[RECORDS SUPPLIED]:

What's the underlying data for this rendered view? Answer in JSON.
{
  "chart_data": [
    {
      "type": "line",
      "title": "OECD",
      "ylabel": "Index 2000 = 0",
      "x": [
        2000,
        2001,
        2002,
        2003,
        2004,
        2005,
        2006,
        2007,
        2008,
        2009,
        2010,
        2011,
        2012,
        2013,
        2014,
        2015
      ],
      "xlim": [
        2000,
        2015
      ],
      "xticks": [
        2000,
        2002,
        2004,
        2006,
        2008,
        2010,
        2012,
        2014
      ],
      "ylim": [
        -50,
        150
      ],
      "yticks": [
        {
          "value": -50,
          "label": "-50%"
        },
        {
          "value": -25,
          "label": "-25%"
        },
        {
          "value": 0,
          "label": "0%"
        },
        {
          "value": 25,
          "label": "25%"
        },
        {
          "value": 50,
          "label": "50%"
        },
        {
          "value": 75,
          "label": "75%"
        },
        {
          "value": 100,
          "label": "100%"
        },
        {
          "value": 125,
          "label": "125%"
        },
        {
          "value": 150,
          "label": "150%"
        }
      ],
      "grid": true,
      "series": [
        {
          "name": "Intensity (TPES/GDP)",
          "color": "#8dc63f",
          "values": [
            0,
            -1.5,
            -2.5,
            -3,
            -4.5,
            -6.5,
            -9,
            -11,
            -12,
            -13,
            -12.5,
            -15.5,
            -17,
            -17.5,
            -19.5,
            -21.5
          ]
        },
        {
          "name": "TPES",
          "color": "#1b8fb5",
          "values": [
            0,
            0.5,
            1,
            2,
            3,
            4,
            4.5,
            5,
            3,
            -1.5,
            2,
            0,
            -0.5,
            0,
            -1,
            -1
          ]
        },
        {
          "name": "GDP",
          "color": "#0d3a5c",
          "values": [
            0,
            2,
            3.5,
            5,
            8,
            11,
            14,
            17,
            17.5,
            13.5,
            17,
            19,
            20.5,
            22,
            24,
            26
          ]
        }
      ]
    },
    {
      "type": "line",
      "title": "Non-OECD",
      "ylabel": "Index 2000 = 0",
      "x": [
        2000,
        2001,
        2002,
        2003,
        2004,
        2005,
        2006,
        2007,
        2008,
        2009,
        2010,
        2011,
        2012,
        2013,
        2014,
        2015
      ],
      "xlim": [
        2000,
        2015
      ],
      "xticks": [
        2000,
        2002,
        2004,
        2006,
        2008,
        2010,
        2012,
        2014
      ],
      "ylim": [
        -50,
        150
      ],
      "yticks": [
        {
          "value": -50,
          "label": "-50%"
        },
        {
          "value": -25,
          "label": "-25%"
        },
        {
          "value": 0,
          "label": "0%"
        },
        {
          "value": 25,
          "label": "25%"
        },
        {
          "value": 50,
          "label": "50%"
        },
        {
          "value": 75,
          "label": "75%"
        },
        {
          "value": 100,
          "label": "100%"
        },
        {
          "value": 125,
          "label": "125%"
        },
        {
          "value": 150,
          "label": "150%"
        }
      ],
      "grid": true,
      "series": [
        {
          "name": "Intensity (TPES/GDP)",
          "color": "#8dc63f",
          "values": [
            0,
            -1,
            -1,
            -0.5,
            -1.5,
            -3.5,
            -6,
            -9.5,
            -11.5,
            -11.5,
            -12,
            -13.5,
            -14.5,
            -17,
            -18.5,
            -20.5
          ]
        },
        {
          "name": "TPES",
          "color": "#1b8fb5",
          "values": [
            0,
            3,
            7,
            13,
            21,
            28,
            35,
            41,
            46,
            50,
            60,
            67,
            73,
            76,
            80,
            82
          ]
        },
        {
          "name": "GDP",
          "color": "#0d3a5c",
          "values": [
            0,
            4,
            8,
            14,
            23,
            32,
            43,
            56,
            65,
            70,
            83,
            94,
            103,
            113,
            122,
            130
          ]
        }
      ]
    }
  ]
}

[WHAT YOU ARE ASKED TO DO]:
Repeat all of the entries exactly.

[RESPONSE TO THE TASK]:
What's the underlying data for this rendered view? Answer in JSON.
{
  "chart_data": [
    {
      "type": "line",
      "title": "OECD",
      "ylabel": "Index 2000 = 0",
      "x": [
        2000,
        2001,
        2002,
        2003,
        2004,
        2005,
        2006,
        2007,
        2008,
        2009,
        2010,
        2011,
        2012,
        2013,
        2014,
        2015
      ],
      "xlim": [
        2000,
        2015
      ],
      "xticks": [
        2000,
        2002,
        2004,
        2006,
        2008,
        2010,
        2012,
        2014
      ],
      "ylim": [
        -50,
        150
      ],
      "yticks": [
        {
          "value": -50,
          "label": "-50%"
        },
        {
          "value": -25,
          "label": "-25%"
        },
        {
          "value": 0,
          "label": "0%"
        },
        {
          "value": 25,
          "label": "25%"
        },
        {
          "value": 50,
          "label": "50%"
        },
        {
          "value": 75,
          "label": "75%"
        },
        {
          "value": 100,
          "label": "100%"
        },
        {
          "value": 125,
          "label": "125%"
        },
        {
          "value": 150,
          "label": "150%"
        }
      ],
      "grid": true,
      "series": [
        {
          "name": "Intensity (TPES/GDP)",
          "color": "#8dc63f",
          "values": [
            0,
            -1.5,
            -2.5,
            -3,
            -4.5,
            -6.5,
            -9,
            -11,
            -12,
            -13,
            -12.5,
            -15.5,
            -17,
            -17.5,
            -19.5,
            -21.5
          ]
        },
        {
          "name": "TPES",
          "color": "#1b8fb5",
          "values": [
            0,
            0.5,
            1,
            2,
            3,
            4,
            4.5,
            5,
            3,
            -1.5,
            2,
            0,
            -0.5,
            0,
            -1,
            -1
          ]
        },
        {
          "name": "GDP",
          "color": "#0d3a5c",
          "values": [
            0,
            2,
            3.5,
            5,
            8,
            11,
            14,
            17,
            17.5,
            13.5,
            17,
            19,
            20.5,
            22,
            24,
            26
          ]
        }
      ]
    },
    {
      "type": "line",
      "title": "Non-OECD",
      "ylabel": "Index 2000 = 0",
      "x": [
        2000,
        2001,
        2002,
        2003,
        2004,
        2005,
        2006,
        2007,
        2008,
        2009,
        2010,
        2011,
        2012,
        2013,
        2014,
        2015
      ],
      "xlim": [
        2000,
        2015
      ],
      "xticks": [
        2000,
        2002,
        2004,
        2006,
        2008,
        2010,
        2012,
        2014
      ],
      "ylim": [
        -50,
        150
      ],
      "yticks": [
        {
          "value": -50,
          "label": "-50%"
        },
        {
          "value": -25,
          "label": "-25%"
        },
        {
          "value": 0,
          "label": "0%"
        },
        {
          "value": 25,
          "label": "25%"
        },
        {
          "value": 50,
          "label": "50%"
        },
        {
          "value": 75,
          "label": "75%"
        },
        {
          "value": 100,
          "label": "100%"
        },
        {
          "value": 125,
          "label": "125%"
        },
        {
          "value": 150,
          "label": "150%"
        }
      ],
      "grid": true,
      "series": [
        {
          "name": "Intensity (TPES/GDP)",
          "color": "#8dc63f",
          "values": [
            0,
            -1,
            -1,
            -0.5,
            -1.5,
            -3.5,
            -6,
            -9.5,
            -11.5,
            -11.5,
            -12,
            -13.5,
            -14.5,
            -17,
            -18.5,
            -20.5
          ]
        },
        {
          "name": "TPES",
          "color": "#1b8fb5",
          "values": [
            0,
            3,
            7,
            13,
            21,
            28,
            35,
            41,
            46,
            50,
            60,
            67,
            73,
            76,
            80,
            82
          ]
        },
        {
          "name": "GDP",
          "color": "#0d3a5c",
          "values": [
            0,
            4,
            8,
            14,
            23,
            32,
            43,
            56,
            65,
            70,
            83,
            94,
            103,
            113,
            122,
            130
          ]
        }
      ]
    }
  ]
}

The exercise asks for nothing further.